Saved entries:
----------------------------------------
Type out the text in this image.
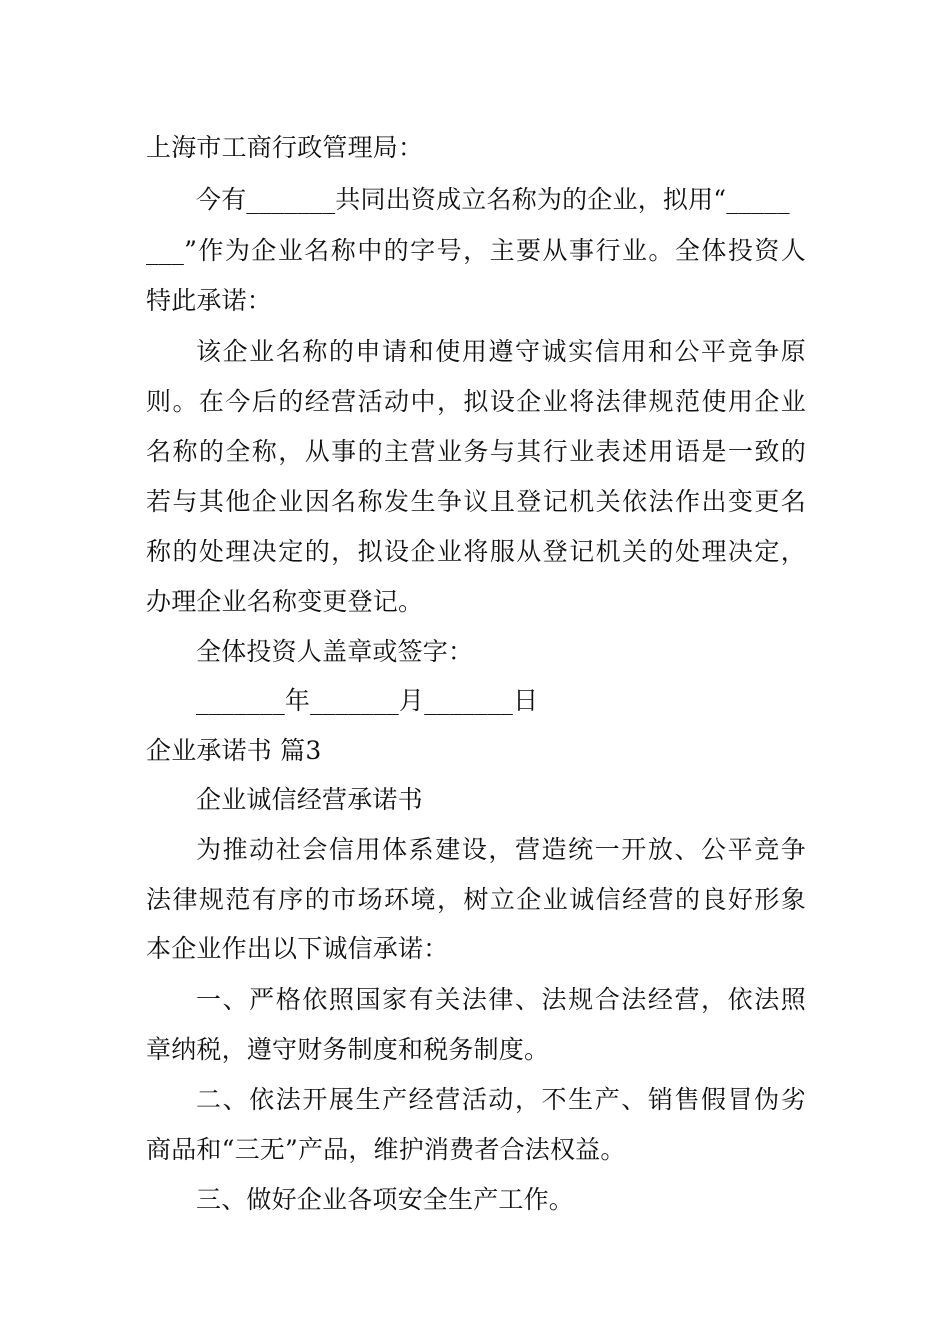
上海市工商行政管理局：
今有_______共同出资成立名称为的企业，拟用“_____
___”作为企业名称中的字号，主要从事行业。全体投资人
特此承诺：
该企业名称的申请和使用遵守诚实信用和公平竞争原
则。在今后的经营活动中，拟设企业将法律规范使用企业
名称的全称，从事的主营业务与其行业表述用语是一致的
若与其他企业因名称发生争议且登记机关依法作出变更名
称的处理决定的，拟设企业将服从登记机关的处理决定，
办理企业名称变更登记。
全体投资人盖章或签字：
_______年_______月_______日
企业承诺书 篇3
企业诚信经营承诺书
为推动社会信用体系建设，营造统一开放、公平竞争
法律规范有序的市场环境，树立企业诚信经营的良好形象
本企业作出以下诚信承诺：
一、严格依照国家有关法律、法规合法经营，依法照
章纳税，遵守财务制度和税务制度。
二、依法开展生产经营活动，不生产、销售假冒伪劣
商品和“三无”产品，维护消费者合法权益。
三、做好企业各项安全生产工作。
----------------------------------------
EXERCISE DESCRIPTION:
Copy every line above word for word and exclude the pictures.

TASK SOLUTION:
Type out the text in this image.
上海市工商行政管理局：
今有_______共同出资成立名称为的企业，拟用“_____
___”作为企业名称中的字号，主要从事行业。全体投资人
特此承诺：
该企业名称的申请和使用遵守诚实信用和公平竞争原
则。在今后的经营活动中，拟设企业将法律规范使用企业
名称的全称，从事的主营业务与其行业表述用语是一致的
若与其他企业因名称发生争议且登记机关依法作出变更名
称的处理决定的，拟设企业将服从登记机关的处理决定，
办理企业名称变更登记。
全体投资人盖章或签字：
_______年_______月_______日
企业承诺书 篇3
企业诚信经营承诺书
为推动社会信用体系建设，营造统一开放、公平竞争
法律规范有序的市场环境，树立企业诚信经营的良好形象
本企业作出以下诚信承诺：
一、严格依照国家有关法律、法规合法经营，依法照
章纳税，遵守财务制度和税务制度。
二、依法开展生产经营活动，不生产、销售假冒伪劣
商品和“三无”产品，维护消费者合法权益。
三、做好企业各项安全生产工作。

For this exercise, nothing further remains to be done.